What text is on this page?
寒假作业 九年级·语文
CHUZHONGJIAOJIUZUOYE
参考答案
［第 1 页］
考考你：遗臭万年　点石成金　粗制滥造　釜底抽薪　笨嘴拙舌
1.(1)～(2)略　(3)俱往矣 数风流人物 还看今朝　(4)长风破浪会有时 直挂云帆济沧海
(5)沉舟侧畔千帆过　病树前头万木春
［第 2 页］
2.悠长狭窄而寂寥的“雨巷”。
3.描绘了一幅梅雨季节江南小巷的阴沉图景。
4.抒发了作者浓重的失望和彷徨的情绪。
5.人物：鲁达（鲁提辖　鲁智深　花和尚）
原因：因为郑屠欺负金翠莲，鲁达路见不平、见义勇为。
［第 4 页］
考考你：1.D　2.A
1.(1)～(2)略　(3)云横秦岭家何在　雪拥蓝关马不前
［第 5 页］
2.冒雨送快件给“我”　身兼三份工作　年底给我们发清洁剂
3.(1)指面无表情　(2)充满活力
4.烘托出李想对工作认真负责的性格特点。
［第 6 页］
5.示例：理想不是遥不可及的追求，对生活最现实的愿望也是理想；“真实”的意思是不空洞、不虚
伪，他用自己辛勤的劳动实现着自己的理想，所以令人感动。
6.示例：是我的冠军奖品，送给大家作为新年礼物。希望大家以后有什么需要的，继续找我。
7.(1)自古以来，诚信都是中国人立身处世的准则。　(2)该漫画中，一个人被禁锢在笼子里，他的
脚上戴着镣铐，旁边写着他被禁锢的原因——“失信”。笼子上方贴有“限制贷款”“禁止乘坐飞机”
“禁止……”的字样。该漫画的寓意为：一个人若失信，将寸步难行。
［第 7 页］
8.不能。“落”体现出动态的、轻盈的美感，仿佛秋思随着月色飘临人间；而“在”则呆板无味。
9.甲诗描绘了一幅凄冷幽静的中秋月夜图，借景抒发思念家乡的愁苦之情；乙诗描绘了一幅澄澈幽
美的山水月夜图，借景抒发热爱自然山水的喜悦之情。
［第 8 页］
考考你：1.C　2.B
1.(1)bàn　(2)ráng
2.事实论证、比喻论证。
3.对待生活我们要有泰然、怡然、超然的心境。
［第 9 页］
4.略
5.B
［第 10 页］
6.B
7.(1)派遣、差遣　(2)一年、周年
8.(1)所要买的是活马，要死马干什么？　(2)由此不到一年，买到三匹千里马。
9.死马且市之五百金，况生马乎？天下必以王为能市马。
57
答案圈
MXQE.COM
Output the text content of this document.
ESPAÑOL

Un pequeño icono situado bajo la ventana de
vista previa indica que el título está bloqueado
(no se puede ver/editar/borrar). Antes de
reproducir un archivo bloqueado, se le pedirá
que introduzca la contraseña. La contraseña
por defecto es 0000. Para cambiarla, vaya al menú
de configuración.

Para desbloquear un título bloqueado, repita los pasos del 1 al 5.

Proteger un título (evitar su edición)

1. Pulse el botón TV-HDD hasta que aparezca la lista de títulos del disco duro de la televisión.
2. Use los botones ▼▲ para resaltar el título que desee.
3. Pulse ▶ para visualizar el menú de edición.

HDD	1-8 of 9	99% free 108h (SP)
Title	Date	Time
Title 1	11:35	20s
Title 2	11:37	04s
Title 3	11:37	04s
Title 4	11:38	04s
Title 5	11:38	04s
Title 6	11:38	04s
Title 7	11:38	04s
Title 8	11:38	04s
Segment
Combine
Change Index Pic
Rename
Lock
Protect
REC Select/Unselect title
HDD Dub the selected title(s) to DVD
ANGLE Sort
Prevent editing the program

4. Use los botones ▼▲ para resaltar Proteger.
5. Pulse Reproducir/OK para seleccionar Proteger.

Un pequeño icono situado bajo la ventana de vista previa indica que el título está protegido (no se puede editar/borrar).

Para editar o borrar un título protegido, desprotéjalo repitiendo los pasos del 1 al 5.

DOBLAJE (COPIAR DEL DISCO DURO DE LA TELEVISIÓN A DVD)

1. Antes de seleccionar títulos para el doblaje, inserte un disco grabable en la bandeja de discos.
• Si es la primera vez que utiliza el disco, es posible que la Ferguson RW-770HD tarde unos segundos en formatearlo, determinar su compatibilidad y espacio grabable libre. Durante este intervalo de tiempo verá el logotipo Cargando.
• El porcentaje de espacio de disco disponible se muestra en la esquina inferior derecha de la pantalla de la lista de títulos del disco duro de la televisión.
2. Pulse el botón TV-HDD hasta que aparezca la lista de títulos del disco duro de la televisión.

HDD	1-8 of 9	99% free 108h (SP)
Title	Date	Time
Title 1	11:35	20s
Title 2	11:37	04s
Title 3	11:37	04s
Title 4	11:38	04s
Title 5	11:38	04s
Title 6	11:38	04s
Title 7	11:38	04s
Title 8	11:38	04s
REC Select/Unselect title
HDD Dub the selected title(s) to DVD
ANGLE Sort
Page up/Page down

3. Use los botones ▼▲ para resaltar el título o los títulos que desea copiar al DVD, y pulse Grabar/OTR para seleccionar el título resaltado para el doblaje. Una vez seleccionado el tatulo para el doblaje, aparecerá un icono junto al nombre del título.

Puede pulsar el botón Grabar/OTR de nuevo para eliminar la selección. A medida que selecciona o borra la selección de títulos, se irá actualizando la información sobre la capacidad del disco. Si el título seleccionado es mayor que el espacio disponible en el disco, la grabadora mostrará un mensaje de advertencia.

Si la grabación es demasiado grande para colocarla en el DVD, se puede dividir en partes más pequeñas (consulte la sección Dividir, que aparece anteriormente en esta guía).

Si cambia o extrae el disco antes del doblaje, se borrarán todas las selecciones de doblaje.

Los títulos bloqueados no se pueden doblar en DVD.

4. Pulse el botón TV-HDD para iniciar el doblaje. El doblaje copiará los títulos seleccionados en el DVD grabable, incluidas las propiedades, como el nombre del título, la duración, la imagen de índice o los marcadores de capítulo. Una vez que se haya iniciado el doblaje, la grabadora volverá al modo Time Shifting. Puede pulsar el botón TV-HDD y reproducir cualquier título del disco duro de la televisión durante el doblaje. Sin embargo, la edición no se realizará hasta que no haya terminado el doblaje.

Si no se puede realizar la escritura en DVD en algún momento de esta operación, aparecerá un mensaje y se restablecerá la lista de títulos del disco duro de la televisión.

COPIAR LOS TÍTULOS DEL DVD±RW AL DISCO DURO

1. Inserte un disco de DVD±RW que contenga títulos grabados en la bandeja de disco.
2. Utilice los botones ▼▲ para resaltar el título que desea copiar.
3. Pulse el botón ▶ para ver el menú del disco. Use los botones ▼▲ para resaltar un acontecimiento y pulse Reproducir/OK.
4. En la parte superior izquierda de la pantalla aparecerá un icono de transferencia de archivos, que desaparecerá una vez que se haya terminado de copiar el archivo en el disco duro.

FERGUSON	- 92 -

Written task >> Lines holding the word "situado" in the entries above are the ones to pull out. Copy them all.

Result for this exercise >>
Un pequeño icono situado bajo la ventana de
Un pequeño icono situado bajo la ventana de vista previa indica que el título está protegido (no se puede editar/borrar).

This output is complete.